- [Stated task]:
Repeat every entry word for word, skipping the pictures.

═══ Recorded data ═══

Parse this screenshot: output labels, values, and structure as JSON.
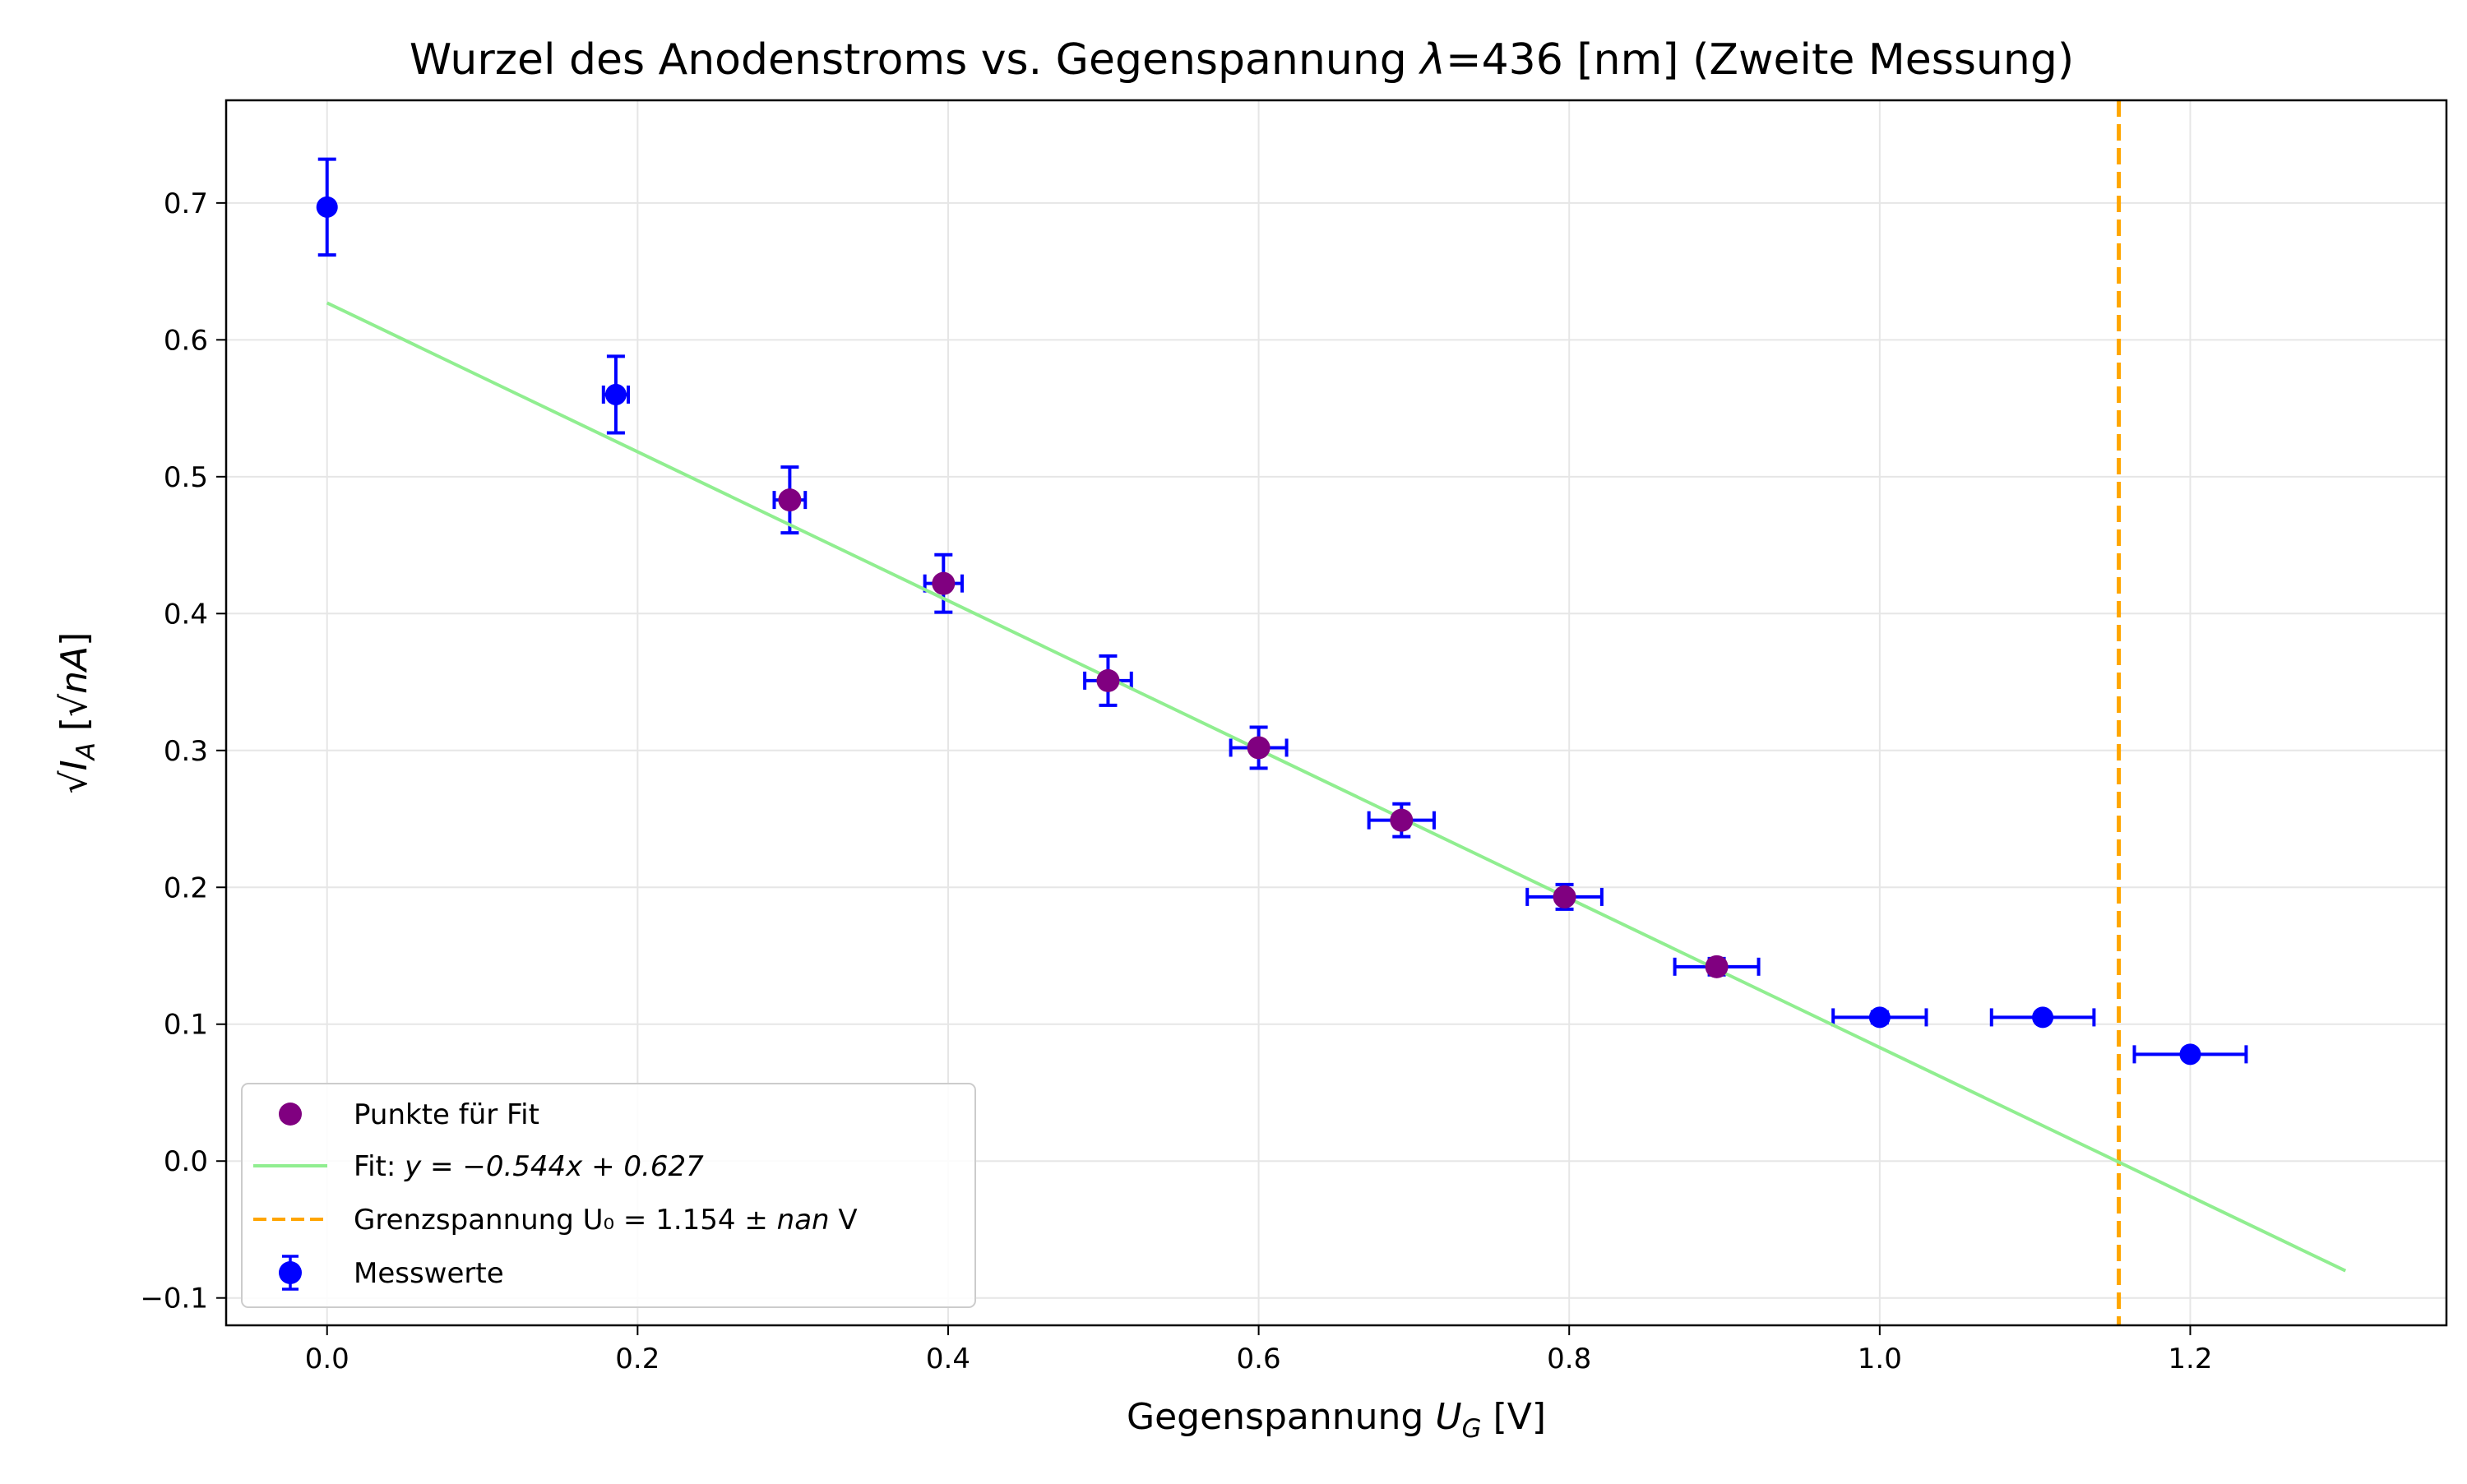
{
  "chart_data": {
    "type": "scatter",
    "title": "Wurzel des Anodenstroms vs. Gegenspannung λ=436 [nm] (Zweite Messung)",
    "xlabel": "Gegenspannung U_G [V]",
    "ylabel": "√I_A [√nA]",
    "xlim": [
      -0.065,
      1.365
    ],
    "ylim": [
      -0.12,
      0.775
    ],
    "xticks": [
      0.0,
      0.2,
      0.4,
      0.6,
      0.8,
      1.0,
      1.2
    ],
    "xtick_labels": [
      "0.0",
      "0.2",
      "0.4",
      "0.6",
      "0.8",
      "1.0",
      "1.2"
    ],
    "yticks": [
      -0.1,
      0.0,
      0.1,
      0.2,
      0.3,
      0.4,
      0.5,
      0.6,
      0.7
    ],
    "ytick_labels": [
      "−0.1",
      "0.0",
      "0.1",
      "0.2",
      "0.3",
      "0.4",
      "0.5",
      "0.6",
      "0.7"
    ],
    "grid": true,
    "legend_position": "lower-left",
    "colors": {
      "measurements": "#0000ff",
      "fit_points": "#800080",
      "fit_line": "#90ee90",
      "cutoff_line": "#ffa500"
    },
    "series": [
      {
        "name": "Messwerte",
        "kind": "errorbar",
        "x": [
          0.0,
          0.186,
          0.298,
          0.397,
          0.503,
          0.6,
          0.692,
          0.797,
          0.895,
          1.0,
          1.105,
          1.2
        ],
        "y": [
          0.697,
          0.56,
          0.483,
          0.422,
          0.351,
          0.302,
          0.249,
          0.193,
          0.142,
          0.105,
          0.105,
          0.078
        ],
        "xerr": [
          0.0,
          0.008,
          0.01,
          0.012,
          0.015,
          0.018,
          0.021,
          0.024,
          0.027,
          0.03,
          0.033,
          0.036
        ],
        "yerr": [
          0.035,
          0.028,
          0.024,
          0.021,
          0.018,
          0.015,
          0.012,
          0.009,
          0.006,
          0.004,
          0.003,
          0.002
        ]
      },
      {
        "name": "Punkte für Fit",
        "kind": "scatter",
        "x": [
          0.298,
          0.397,
          0.503,
          0.6,
          0.692,
          0.797,
          0.895
        ],
        "y": [
          0.483,
          0.422,
          0.351,
          0.302,
          0.249,
          0.193,
          0.142
        ]
      },
      {
        "name": "Fit: y = −0.544x + 0.627",
        "kind": "line",
        "slope": -0.544,
        "intercept": 0.627,
        "x_range": [
          0.0,
          1.3
        ]
      },
      {
        "name": "Grenzspannung U₀ = 1.154 ± nan V",
        "kind": "vline",
        "x": 1.154
      }
    ],
    "legend": {
      "fit_points": "Punkte für Fit",
      "fit_line_prefix": "Fit: ",
      "fit_line_formula": "y = −0.544x + 0.627",
      "cutoff_prefix": "Grenzspannung ",
      "cutoff_formula": "U₀ = 1.154 ± ",
      "cutoff_nan": "nan",
      "cutoff_unit": " V",
      "measurements": "Messwerte"
    },
    "labels": {
      "title_main": "Wurzel des Anodenstroms vs. Gegenspannung ",
      "title_lambda": "λ",
      "title_rest": "=436 [nm] (Zweite Messung)",
      "xlabel_prefix": "Gegenspannung ",
      "xlabel_var": "U",
      "xlabel_sub": "G",
      "xlabel_unit": " [V]",
      "ylabel_root": "√",
      "ylabel_var": "I",
      "ylabel_sub": "A",
      "ylabel_open": " [",
      "ylabel_unit_root": "√",
      "ylabel_unit": "nA",
      "ylabel_close": "]"
    }
  }
}
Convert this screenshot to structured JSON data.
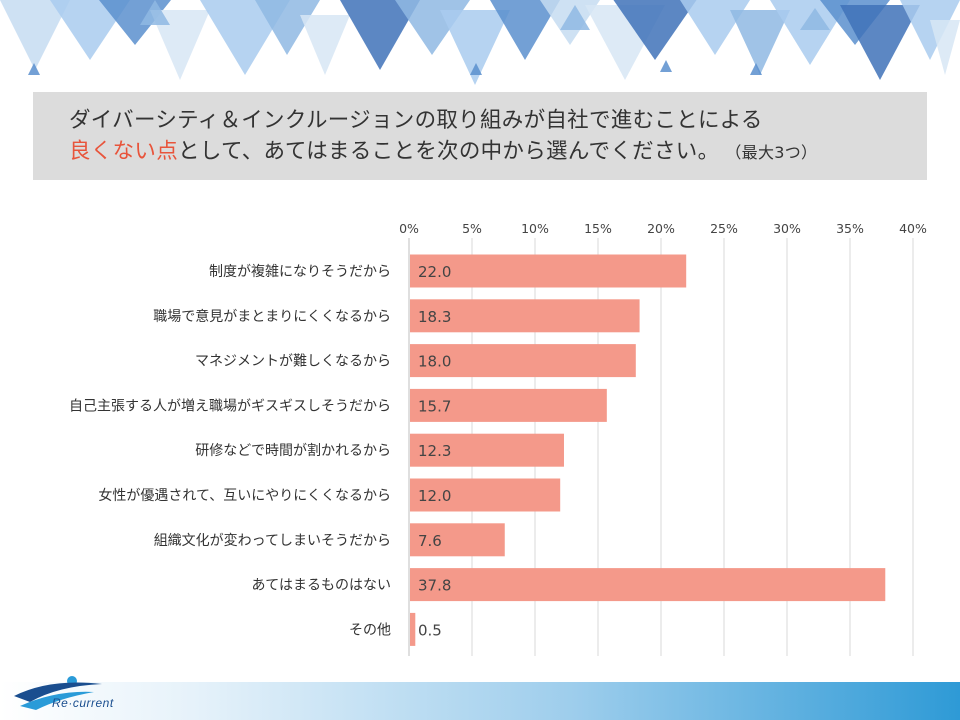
{
  "title": {
    "line1": "ダイバーシティ＆インクルージョンの取り組みが自社で進むことによる",
    "line2_highlight": "良くない点",
    "line2_rest": "として、あてはまることを次の中から選んでください。",
    "line2_note": "（最大3つ）"
  },
  "colors": {
    "bar": "#f4998a",
    "highlight": "#e8543b",
    "title_bg": "#dcdcdc"
  },
  "logo": {
    "text": "Re·current"
  },
  "chart_data": {
    "type": "bar",
    "orientation": "horizontal",
    "categories": [
      "制度が複雑になりそうだから",
      "職場で意見がまとまりにくくなるから",
      "マネジメントが難しくなるから",
      "自己主張する人が増え職場がギスギスしそうだから",
      "研修などで時間が割かれるから",
      "女性が優遇されて、互いにやりにくくなるから",
      "組織文化が変わってしまいそうだから",
      "あてはまるものはない",
      "その他"
    ],
    "values": [
      22.0,
      18.3,
      18.0,
      15.7,
      12.3,
      12.0,
      7.6,
      37.8,
      0.5
    ],
    "value_labels": [
      "22.0",
      "18.3",
      "18.0",
      "15.7",
      "12.3",
      "12.0",
      "7.6",
      "37.8",
      "0.5"
    ],
    "xlim": [
      0,
      40
    ],
    "xticks": [
      "0%",
      "5%",
      "10%",
      "15%",
      "20%",
      "25%",
      "30%",
      "35%",
      "40%"
    ],
    "xtick_values": [
      0,
      5,
      10,
      15,
      20,
      25,
      30,
      35,
      40
    ],
    "grid": true,
    "legend": "none"
  }
}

═══

- [Output]:
Parse this screenshot: output labels, values, and structure as JSON.
{
  "chart_data": {
    "type": "scatter",
    "title": "Wurzel des Anodenstroms vs. Gegenspannung λ=436 [nm] (Zweite Messung)",
    "xlabel": "Gegenspannung U_G [V]",
    "ylabel": "√I_A [√nA]",
    "xlim": [
      -0.065,
      1.365
    ],
    "ylim": [
      -0.12,
      0.775
    ],
    "xticks": [
      0.0,
      0.2,
      0.4,
      0.6,
      0.8,
      1.0,
      1.2
    ],
    "xtick_labels": [
      "0.0",
      "0.2",
      "0.4",
      "0.6",
      "0.8",
      "1.0",
      "1.2"
    ],
    "yticks": [
      -0.1,
      0.0,
      0.1,
      0.2,
      0.3,
      0.4,
      0.5,
      0.6,
      0.7
    ],
    "ytick_labels": [
      "−0.1",
      "0.0",
      "0.1",
      "0.2",
      "0.3",
      "0.4",
      "0.5",
      "0.6",
      "0.7"
    ],
    "grid": true,
    "legend_position": "lower-left",
    "colors": {
      "measurements": "#0000ff",
      "fit_points": "#800080",
      "fit_line": "#90ee90",
      "cutoff_line": "#ffa500"
    },
    "series": [
      {
        "name": "Messwerte",
        "kind": "errorbar",
        "x": [
          0.0,
          0.186,
          0.298,
          0.397,
          0.503,
          0.6,
          0.692,
          0.797,
          0.895,
          1.0,
          1.105,
          1.2
        ],
        "y": [
          0.697,
          0.56,
          0.483,
          0.422,
          0.351,
          0.302,
          0.249,
          0.193,
          0.142,
          0.105,
          0.105,
          0.078
        ],
        "xerr": [
          0.0,
          0.008,
          0.01,
          0.012,
          0.015,
          0.018,
          0.021,
          0.024,
          0.027,
          0.03,
          0.033,
          0.036
        ],
        "yerr": [
          0.035,
          0.028,
          0.024,
          0.021,
          0.018,
          0.015,
          0.012,
          0.009,
          0.006,
          0.004,
          0.003,
          0.002
        ]
      },
      {
        "name": "Punkte für Fit",
        "kind": "scatter",
        "x": [
          0.298,
          0.397,
          0.503,
          0.6,
          0.692,
          0.797,
          0.895
        ],
        "y": [
          0.483,
          0.422,
          0.351,
          0.302,
          0.249,
          0.193,
          0.142
        ]
      },
      {
        "name": "Fit: y = −0.544x + 0.627",
        "kind": "line",
        "slope": -0.544,
        "intercept": 0.627,
        "x_range": [
          0.0,
          1.3
        ]
      },
      {
        "name": "Grenzspannung U₀ = 1.154 ± nan V",
        "kind": "vline",
        "x": 1.154
      }
    ],
    "legend": {
      "fit_points": "Punkte für Fit",
      "fit_line_prefix": "Fit: ",
      "fit_line_formula": "y = −0.544x + 0.627",
      "cutoff_prefix": "Grenzspannung ",
      "cutoff_formula": "U₀ = 1.154 ± ",
      "cutoff_nan": "nan",
      "cutoff_unit": " V",
      "measurements": "Messwerte"
    },
    "labels": {
      "title_main": "Wurzel des Anodenstroms vs. Gegenspannung ",
      "title_lambda": "λ",
      "title_rest": "=436 [nm] (Zweite Messung)",
      "xlabel_prefix": "Gegenspannung ",
      "xlabel_var": "U",
      "xlabel_sub": "G",
      "xlabel_unit": " [V]",
      "ylabel_root": "√",
      "ylabel_var": "I",
      "ylabel_sub": "A",
      "ylabel_open": " [",
      "ylabel_unit_root": "√",
      "ylabel_unit": "nA",
      "ylabel_close": "]"
    }
  }
}
Convert this screenshot to structured JSON data.
{
  "title": {
    "line1": "ダイバーシティ＆インクルージョンの取り組みが自社で進むことによる",
    "line2_highlight": "良くない点",
    "line2_rest": "として、あてはまることを次の中から選んでください。",
    "line2_note": "（最大3つ）"
  },
  "colors": {
    "bar": "#f4998a",
    "highlight": "#e8543b",
    "title_bg": "#dcdcdc"
  },
  "logo": {
    "text": "Re·current"
  },
  "chart_data": {
    "type": "bar",
    "orientation": "horizontal",
    "categories": [
      "制度が複雑になりそうだから",
      "職場で意見がまとまりにくくなるから",
      "マネジメントが難しくなるから",
      "自己主張する人が増え職場がギスギスしそうだから",
      "研修などで時間が割かれるから",
      "女性が優遇されて、互いにやりにくくなるから",
      "組織文化が変わってしまいそうだから",
      "あてはまるものはない",
      "その他"
    ],
    "values": [
      22.0,
      18.3,
      18.0,
      15.7,
      12.3,
      12.0,
      7.6,
      37.8,
      0.5
    ],
    "value_labels": [
      "22.0",
      "18.3",
      "18.0",
      "15.7",
      "12.3",
      "12.0",
      "7.6",
      "37.8",
      "0.5"
    ],
    "xlim": [
      0,
      40
    ],
    "xticks": [
      "0%",
      "5%",
      "10%",
      "15%",
      "20%",
      "25%",
      "30%",
      "35%",
      "40%"
    ],
    "xtick_values": [
      0,
      5,
      10,
      15,
      20,
      25,
      30,
      35,
      40
    ],
    "grid": true,
    "legend": "none"
  }
}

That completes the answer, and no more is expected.